[Spatial layout rows]
(begin)
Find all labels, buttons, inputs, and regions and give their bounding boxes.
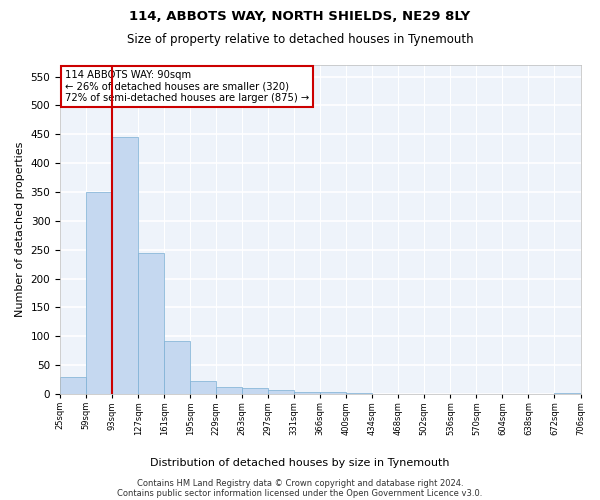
Text: Distribution of detached houses by size in Tynemouth: Distribution of detached houses by size … [150, 458, 450, 468]
Bar [268, 390, 294, 394]
Bar [320, 392, 346, 394]
Text: 114 ABBOTS WAY: 90sqm
← 26% of detached houses are smaller (320)
72% of semi-det: 114 ABBOTS WAY: 90sqm ← 26% of detached … [65, 70, 310, 103]
Bar [294, 392, 320, 394]
Text: Size of property relative to detached houses in Tynemouth: Size of property relative to detached ho… [127, 32, 473, 46]
Bar [60, 376, 86, 394]
Bar [190, 382, 216, 394]
Text: 114, ABBOTS WAY, NORTH SHIELDS, NE29 8LY: 114, ABBOTS WAY, NORTH SHIELDS, NE29 8LY [130, 10, 470, 23]
Bar [112, 137, 138, 394]
Bar [86, 192, 112, 394]
Bar [554, 393, 581, 394]
Bar [138, 252, 164, 394]
Bar [164, 341, 190, 394]
Text: Contains HM Land Registry data © Crown copyright and database right 2024.: Contains HM Land Registry data © Crown c… [137, 479, 463, 488]
Bar [216, 387, 242, 394]
Bar [242, 388, 268, 394]
Y-axis label: Number of detached properties: Number of detached properties [15, 142, 25, 317]
Text: Contains public sector information licensed under the Open Government Licence v3: Contains public sector information licen… [118, 489, 482, 498]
(end)
(What is needed): Copy every row above word for word, leaving out the pictures.

(Correct output):
Find all labels, buttons, inputs, and regions and give their bounding boxes.
Text: Distribution of detached houses by size in Tynemouth: Distribution of detached houses by size … [150, 458, 450, 468]
Bar [268, 390, 294, 394]
Bar [320, 392, 346, 394]
Text: 114 ABBOTS WAY: 90sqm
← 26% of detached houses are smaller (320)
72% of semi-det: 114 ABBOTS WAY: 90sqm ← 26% of detached … [65, 70, 310, 103]
Bar [294, 392, 320, 394]
Text: Size of property relative to detached houses in Tynemouth: Size of property relative to detached ho… [127, 32, 473, 46]
Bar [60, 376, 86, 394]
Bar [190, 382, 216, 394]
Text: 114, ABBOTS WAY, NORTH SHIELDS, NE29 8LY: 114, ABBOTS WAY, NORTH SHIELDS, NE29 8LY [130, 10, 470, 23]
Bar [112, 137, 138, 394]
Bar [86, 192, 112, 394]
Bar [554, 393, 581, 394]
Bar [138, 252, 164, 394]
Bar [164, 341, 190, 394]
Text: Contains HM Land Registry data © Crown copyright and database right 2024.: Contains HM Land Registry data © Crown c… [137, 479, 463, 488]
Bar [216, 387, 242, 394]
Bar [242, 388, 268, 394]
Y-axis label: Number of detached properties: Number of detached properties [15, 142, 25, 317]
Text: Contains public sector information licensed under the Open Government Licence v3: Contains public sector information licen… [118, 489, 482, 498]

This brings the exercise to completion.